'''
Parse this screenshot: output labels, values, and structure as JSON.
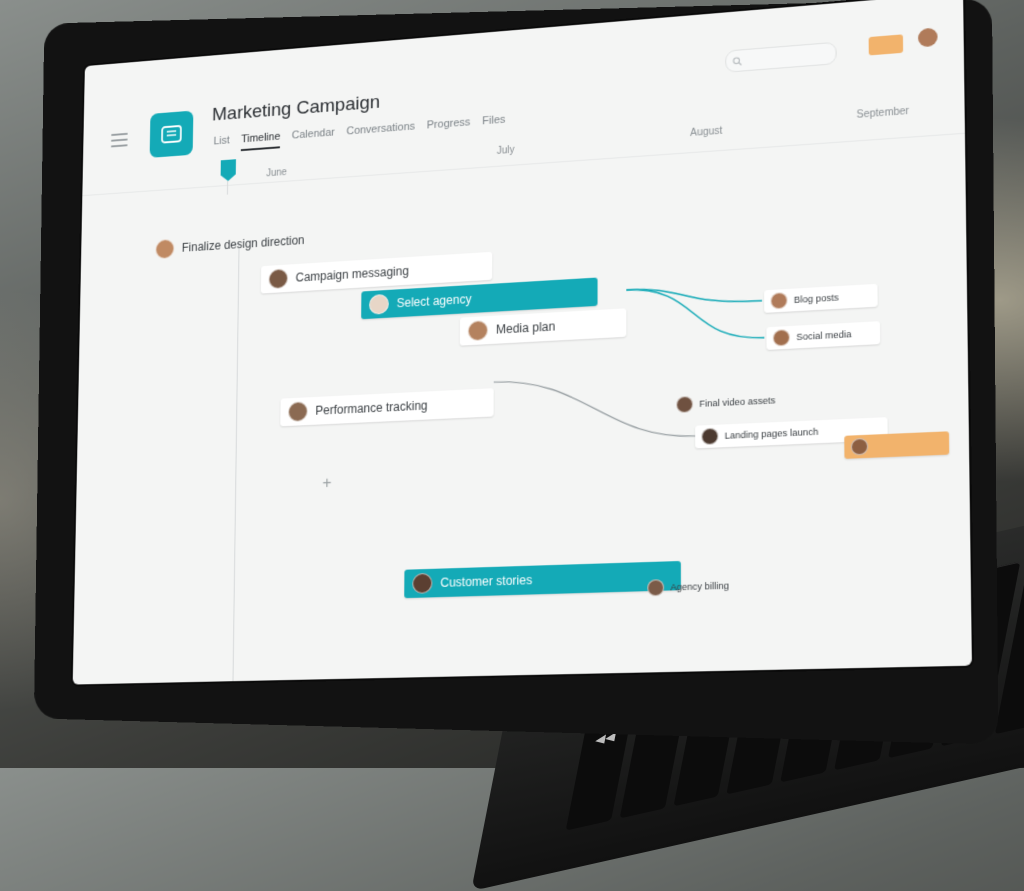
{
  "project": {
    "title": "Marketing Campaign",
    "icon": "list-icon",
    "accent": "#14AAB7"
  },
  "tabs": [
    {
      "label": "List",
      "active": false
    },
    {
      "label": "Timeline",
      "active": true
    },
    {
      "label": "Calendar",
      "active": false
    },
    {
      "label": "Conversations",
      "active": false
    },
    {
      "label": "Progress",
      "active": false
    },
    {
      "label": "Files",
      "active": false
    }
  ],
  "header": {
    "upgrade_color": "#F2B36C"
  },
  "months": [
    {
      "label": "June"
    },
    {
      "label": "July"
    },
    {
      "label": "August"
    },
    {
      "label": "September"
    }
  ],
  "tasks": [
    {
      "name": "Finalize design direction",
      "color": "white",
      "avatar_color": "#c08a63"
    },
    {
      "name": "Campaign messaging",
      "color": "white",
      "avatar_color": "#7a5a45"
    },
    {
      "name": "Select agency",
      "color": "teal",
      "avatar_color": "#e7d6c7"
    },
    {
      "name": "Media plan",
      "color": "white",
      "avatar_color": "#b4825f"
    },
    {
      "name": "Performance tracking",
      "color": "white",
      "avatar_color": "#8b6a52"
    },
    {
      "name": "Blog posts",
      "color": "white",
      "avatar_color": "#b07b5a"
    },
    {
      "name": "Social media",
      "color": "white",
      "avatar_color": "#a26f4e"
    },
    {
      "name": "Final video assets",
      "color": "white",
      "avatar_color": "#6f5140"
    },
    {
      "name": "Landing pages launch",
      "color": "white",
      "avatar_color": "#4c3a30"
    },
    {
      "name": "Customer stories",
      "color": "teal",
      "avatar_color": "#5b3f31"
    },
    {
      "name": "Agency billing",
      "color": "white",
      "avatar_color": "#7b5b48"
    }
  ],
  "touchbar": {
    "rewind": "◀◀",
    "play": "▶",
    "forward": "▶▶"
  },
  "colors": {
    "teal": "#14AAB7",
    "orange": "#F2B36C",
    "link_line": "#14AAB7"
  }
}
'''
### SET PROBLEM:
Identify each line of the material where the word "name" shows up, and copy it.

### CORRECT RESPONSE:
      "name": "Finalize design direction",
      "name": "Campaign messaging",
      "name": "Select agency",
      "name": "Media plan",
      "name": "Performance tracking",
      "name": "Blog posts",
      "name": "Social media",
      "name": "Final video assets",
      "name": "Landing pages launch",
      "name": "Customer stories",
      "name": "Agency billing",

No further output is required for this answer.